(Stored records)
# # # # # # #

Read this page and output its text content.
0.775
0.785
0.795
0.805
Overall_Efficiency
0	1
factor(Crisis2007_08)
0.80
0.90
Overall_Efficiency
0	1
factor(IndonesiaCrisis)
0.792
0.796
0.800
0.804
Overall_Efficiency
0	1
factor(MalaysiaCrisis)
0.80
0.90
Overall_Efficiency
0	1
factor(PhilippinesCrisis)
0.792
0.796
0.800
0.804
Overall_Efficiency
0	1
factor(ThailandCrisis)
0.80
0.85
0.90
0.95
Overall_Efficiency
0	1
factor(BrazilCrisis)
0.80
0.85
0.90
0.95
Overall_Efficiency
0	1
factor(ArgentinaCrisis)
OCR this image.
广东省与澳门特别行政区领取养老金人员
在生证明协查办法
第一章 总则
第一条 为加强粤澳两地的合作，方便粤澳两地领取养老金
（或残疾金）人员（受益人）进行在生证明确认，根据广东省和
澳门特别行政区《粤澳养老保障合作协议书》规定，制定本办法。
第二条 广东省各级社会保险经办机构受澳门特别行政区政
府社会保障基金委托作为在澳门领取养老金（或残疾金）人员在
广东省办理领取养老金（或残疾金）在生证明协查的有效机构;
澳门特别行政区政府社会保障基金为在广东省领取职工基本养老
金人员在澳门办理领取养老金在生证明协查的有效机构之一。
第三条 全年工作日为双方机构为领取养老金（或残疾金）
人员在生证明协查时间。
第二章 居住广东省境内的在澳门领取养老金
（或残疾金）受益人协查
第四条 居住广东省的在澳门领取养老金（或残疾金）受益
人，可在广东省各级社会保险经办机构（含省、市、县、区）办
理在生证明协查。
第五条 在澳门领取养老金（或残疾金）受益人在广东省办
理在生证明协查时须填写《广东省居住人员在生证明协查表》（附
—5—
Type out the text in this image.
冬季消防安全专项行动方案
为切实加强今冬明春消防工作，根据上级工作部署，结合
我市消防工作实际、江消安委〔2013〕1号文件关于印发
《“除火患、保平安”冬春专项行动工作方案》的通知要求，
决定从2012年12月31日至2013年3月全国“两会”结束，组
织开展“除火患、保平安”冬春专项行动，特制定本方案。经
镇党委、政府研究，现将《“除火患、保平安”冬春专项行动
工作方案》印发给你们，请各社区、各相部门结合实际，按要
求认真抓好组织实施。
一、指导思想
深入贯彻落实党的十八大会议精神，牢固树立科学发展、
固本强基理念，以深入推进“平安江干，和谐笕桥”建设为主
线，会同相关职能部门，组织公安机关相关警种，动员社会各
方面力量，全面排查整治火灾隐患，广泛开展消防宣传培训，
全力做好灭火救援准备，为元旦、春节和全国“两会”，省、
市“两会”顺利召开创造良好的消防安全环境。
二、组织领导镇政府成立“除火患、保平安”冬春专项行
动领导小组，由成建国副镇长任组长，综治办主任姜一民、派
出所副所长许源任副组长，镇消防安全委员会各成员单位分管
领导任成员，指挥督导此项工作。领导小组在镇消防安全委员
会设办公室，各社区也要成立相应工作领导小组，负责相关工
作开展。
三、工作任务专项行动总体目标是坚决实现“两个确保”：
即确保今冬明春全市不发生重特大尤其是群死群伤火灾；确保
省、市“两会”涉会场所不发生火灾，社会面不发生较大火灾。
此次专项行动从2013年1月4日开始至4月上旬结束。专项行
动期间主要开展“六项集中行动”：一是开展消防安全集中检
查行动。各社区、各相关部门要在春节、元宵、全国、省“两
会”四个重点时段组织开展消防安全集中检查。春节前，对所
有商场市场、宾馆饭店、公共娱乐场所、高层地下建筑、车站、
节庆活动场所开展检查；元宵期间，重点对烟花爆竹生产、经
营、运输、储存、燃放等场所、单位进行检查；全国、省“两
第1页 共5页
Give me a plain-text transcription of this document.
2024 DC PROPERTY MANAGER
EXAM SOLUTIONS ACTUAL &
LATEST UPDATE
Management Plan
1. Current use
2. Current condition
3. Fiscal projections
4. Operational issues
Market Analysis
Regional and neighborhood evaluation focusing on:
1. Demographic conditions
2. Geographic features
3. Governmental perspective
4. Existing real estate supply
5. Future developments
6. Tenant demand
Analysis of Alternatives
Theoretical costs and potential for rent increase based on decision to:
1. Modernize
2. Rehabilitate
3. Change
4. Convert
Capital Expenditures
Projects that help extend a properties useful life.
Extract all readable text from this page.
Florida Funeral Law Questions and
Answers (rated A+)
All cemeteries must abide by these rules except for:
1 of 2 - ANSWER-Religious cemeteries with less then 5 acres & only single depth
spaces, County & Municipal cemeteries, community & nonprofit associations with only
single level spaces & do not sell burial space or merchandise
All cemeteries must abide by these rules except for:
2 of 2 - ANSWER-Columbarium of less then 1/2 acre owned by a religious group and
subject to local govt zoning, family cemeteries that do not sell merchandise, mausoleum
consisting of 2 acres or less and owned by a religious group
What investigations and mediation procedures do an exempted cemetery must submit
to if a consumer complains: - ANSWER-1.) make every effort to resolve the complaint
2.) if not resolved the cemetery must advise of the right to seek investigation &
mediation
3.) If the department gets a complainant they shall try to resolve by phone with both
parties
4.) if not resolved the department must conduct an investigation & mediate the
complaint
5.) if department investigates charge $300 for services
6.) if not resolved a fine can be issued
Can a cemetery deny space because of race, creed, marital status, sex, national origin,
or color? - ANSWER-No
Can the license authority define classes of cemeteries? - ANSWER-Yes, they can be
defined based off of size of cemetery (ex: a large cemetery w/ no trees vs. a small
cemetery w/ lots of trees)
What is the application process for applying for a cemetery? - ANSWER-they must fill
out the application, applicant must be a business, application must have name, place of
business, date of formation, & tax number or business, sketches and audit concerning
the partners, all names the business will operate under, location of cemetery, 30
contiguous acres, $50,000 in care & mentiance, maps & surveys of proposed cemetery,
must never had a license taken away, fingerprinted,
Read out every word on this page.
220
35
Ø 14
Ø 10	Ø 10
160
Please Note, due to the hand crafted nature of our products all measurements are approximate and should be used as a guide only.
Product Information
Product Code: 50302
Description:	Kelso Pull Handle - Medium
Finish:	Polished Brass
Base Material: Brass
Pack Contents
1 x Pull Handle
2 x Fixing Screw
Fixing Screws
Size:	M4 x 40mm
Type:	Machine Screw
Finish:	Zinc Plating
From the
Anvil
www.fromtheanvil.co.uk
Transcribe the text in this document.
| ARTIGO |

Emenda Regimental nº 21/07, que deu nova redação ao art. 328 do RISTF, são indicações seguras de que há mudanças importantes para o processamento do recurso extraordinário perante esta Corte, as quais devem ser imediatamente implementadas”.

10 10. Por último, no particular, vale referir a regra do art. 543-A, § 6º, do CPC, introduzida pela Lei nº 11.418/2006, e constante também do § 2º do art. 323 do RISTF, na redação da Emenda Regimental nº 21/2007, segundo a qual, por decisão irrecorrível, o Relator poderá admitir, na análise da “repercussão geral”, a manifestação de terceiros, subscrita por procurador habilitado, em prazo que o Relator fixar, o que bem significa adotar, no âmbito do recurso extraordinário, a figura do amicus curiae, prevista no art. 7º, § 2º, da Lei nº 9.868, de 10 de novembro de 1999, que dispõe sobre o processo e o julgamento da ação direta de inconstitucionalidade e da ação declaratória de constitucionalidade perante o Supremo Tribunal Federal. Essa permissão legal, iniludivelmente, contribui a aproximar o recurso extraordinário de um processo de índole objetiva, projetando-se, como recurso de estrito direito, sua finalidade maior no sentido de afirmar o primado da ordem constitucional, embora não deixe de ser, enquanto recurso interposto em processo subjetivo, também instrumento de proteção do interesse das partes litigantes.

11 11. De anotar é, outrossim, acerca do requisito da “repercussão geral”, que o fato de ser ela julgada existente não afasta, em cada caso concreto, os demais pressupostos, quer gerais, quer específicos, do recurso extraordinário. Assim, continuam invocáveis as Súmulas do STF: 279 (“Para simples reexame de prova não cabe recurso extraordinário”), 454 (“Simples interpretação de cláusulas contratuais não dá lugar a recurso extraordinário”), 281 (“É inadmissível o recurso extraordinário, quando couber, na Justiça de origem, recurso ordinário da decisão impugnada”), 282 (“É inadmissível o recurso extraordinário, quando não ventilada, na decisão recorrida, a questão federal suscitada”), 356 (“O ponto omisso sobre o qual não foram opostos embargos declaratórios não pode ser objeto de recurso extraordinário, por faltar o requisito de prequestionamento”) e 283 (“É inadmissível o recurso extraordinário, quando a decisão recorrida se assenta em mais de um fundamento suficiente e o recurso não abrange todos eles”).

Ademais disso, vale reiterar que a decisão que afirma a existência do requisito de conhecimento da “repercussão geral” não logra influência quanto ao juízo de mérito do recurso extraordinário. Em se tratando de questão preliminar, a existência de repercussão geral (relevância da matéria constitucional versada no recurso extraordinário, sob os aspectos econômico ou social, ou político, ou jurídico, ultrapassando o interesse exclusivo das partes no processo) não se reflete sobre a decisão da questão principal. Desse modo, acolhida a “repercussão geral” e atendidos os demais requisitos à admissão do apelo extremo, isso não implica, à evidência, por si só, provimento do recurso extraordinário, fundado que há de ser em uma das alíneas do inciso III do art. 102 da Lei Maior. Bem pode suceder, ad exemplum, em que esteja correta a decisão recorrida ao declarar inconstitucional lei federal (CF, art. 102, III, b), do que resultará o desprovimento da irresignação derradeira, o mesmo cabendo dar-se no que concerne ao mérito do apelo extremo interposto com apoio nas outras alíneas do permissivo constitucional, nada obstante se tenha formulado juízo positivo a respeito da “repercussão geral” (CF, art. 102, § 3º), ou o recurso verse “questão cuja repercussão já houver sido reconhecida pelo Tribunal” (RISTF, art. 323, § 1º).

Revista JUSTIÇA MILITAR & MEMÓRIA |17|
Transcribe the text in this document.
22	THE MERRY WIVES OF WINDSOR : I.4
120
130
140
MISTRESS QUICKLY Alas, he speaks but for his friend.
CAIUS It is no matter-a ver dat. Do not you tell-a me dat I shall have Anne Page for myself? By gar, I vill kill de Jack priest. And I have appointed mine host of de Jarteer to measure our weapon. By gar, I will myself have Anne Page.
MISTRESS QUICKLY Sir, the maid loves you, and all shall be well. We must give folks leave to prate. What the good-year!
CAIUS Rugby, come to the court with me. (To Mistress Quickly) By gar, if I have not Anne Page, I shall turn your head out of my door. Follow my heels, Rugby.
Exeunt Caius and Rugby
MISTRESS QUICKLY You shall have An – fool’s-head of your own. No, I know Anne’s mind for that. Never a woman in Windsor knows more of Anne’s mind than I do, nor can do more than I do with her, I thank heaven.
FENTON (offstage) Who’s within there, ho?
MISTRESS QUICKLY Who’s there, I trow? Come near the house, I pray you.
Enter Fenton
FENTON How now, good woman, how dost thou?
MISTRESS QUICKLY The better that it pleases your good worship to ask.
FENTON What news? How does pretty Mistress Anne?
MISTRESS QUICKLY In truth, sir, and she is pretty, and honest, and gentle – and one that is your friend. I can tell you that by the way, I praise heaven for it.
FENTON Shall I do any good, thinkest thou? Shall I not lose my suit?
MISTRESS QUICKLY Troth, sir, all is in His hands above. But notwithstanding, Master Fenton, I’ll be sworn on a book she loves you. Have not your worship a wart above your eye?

# # # # # # #

Given instruction:
Reproduce each line of the material containing the word "worship".

Expected answer:
MISTRESS QUICKLY The better that it pleases your good worship to ask.
MISTRESS QUICKLY Troth, sir, all is in His hands above. But notwithstanding, Master Fenton, I’ll be sworn on a book she loves you. Have not your worship a wart above your eye?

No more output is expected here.